__INFORMATION GIVEN__:
......

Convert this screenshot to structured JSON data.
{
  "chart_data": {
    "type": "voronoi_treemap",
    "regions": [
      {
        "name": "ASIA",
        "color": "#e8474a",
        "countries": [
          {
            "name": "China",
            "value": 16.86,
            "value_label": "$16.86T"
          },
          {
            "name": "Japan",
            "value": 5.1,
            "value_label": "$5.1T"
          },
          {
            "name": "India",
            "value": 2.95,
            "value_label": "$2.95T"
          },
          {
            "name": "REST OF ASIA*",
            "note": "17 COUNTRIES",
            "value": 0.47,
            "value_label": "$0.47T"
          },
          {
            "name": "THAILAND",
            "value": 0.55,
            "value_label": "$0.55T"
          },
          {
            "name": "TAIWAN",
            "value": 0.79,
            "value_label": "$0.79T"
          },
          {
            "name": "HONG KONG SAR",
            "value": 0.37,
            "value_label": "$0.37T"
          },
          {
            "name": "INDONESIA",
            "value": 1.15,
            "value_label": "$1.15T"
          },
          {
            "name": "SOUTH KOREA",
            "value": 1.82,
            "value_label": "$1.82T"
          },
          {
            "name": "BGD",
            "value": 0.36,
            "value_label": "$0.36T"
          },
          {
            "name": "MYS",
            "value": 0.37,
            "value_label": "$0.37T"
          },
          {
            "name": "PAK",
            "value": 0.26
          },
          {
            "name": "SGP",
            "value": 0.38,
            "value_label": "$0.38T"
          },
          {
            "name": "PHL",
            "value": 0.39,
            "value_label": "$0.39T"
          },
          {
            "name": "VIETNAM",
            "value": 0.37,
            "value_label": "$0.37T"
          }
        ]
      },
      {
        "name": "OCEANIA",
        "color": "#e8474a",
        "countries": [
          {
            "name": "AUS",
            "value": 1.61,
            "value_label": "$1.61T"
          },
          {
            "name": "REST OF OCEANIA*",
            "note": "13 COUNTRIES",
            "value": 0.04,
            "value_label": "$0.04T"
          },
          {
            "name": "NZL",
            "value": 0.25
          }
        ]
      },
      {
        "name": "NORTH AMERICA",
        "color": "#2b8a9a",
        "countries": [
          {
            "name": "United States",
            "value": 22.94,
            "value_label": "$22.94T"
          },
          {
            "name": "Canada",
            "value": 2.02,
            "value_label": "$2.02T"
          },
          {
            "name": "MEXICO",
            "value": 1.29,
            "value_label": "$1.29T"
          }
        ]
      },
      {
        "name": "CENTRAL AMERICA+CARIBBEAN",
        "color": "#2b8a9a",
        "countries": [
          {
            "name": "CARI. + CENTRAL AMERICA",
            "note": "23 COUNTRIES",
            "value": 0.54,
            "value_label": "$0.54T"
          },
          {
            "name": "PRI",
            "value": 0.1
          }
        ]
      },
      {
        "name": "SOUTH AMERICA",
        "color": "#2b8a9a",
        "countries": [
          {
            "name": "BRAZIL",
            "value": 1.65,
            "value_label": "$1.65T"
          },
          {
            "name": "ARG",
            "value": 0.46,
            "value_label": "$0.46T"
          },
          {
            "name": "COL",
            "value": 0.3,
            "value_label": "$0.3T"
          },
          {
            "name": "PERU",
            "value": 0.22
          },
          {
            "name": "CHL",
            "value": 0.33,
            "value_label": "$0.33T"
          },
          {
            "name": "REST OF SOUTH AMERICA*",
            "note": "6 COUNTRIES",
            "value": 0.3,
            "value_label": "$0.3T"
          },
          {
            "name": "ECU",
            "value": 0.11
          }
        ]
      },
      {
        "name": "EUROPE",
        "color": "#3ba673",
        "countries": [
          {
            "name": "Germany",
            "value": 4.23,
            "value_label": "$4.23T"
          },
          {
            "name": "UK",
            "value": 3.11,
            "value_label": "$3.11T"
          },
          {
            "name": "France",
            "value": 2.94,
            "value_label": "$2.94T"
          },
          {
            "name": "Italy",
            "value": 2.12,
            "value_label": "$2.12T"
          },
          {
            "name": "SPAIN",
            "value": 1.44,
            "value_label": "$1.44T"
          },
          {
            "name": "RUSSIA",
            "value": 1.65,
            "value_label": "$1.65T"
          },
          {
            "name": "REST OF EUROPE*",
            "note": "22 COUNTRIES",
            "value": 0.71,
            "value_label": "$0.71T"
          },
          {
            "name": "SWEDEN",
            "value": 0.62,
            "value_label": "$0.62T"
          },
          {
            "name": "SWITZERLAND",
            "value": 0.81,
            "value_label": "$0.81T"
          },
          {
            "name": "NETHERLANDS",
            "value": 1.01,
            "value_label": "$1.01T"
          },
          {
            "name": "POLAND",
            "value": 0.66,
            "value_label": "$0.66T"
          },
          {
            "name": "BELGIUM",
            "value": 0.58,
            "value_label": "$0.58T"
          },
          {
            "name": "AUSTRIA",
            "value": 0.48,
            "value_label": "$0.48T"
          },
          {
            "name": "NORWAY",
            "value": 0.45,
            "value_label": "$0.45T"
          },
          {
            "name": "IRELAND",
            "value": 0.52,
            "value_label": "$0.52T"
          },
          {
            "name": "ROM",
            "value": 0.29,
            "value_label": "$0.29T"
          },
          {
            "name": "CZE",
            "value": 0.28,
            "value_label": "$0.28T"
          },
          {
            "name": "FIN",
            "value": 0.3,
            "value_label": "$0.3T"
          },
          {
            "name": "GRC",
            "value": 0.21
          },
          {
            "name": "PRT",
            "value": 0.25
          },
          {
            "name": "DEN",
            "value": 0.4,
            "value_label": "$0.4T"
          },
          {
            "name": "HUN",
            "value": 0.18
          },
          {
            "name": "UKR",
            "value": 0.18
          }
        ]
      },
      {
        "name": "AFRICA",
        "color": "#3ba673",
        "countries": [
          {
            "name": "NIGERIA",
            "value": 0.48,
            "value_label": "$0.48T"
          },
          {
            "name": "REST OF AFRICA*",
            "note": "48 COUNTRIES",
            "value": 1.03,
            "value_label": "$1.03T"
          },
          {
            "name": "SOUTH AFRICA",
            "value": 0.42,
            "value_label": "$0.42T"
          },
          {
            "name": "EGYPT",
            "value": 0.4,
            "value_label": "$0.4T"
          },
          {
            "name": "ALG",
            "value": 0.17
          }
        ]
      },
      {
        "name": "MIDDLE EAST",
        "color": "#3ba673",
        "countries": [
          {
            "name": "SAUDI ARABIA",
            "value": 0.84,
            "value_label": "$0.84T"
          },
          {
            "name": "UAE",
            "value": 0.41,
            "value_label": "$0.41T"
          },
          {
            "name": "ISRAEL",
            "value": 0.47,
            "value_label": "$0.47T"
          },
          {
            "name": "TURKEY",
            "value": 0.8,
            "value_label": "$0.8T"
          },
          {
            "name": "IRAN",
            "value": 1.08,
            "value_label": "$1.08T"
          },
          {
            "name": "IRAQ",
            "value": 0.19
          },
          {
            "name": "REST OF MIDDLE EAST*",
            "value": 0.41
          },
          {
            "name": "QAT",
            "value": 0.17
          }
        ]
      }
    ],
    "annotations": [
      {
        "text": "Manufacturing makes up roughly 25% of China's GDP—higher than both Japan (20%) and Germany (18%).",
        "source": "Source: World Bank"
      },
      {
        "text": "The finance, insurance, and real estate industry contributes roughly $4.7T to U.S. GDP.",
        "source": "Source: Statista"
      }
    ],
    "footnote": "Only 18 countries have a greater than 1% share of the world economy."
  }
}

......

__SET TASK__: Scan the material above. Extract every line in which the word "than" occurs.

__RESPONSE BELOW__:
        "text": "Manufacturing makes up roughly 25% of China's GDP—higher than both Japan (20%) and Germany (18%).",
    "footnote": "Only 18 countries have a greater than 1% share of the world economy."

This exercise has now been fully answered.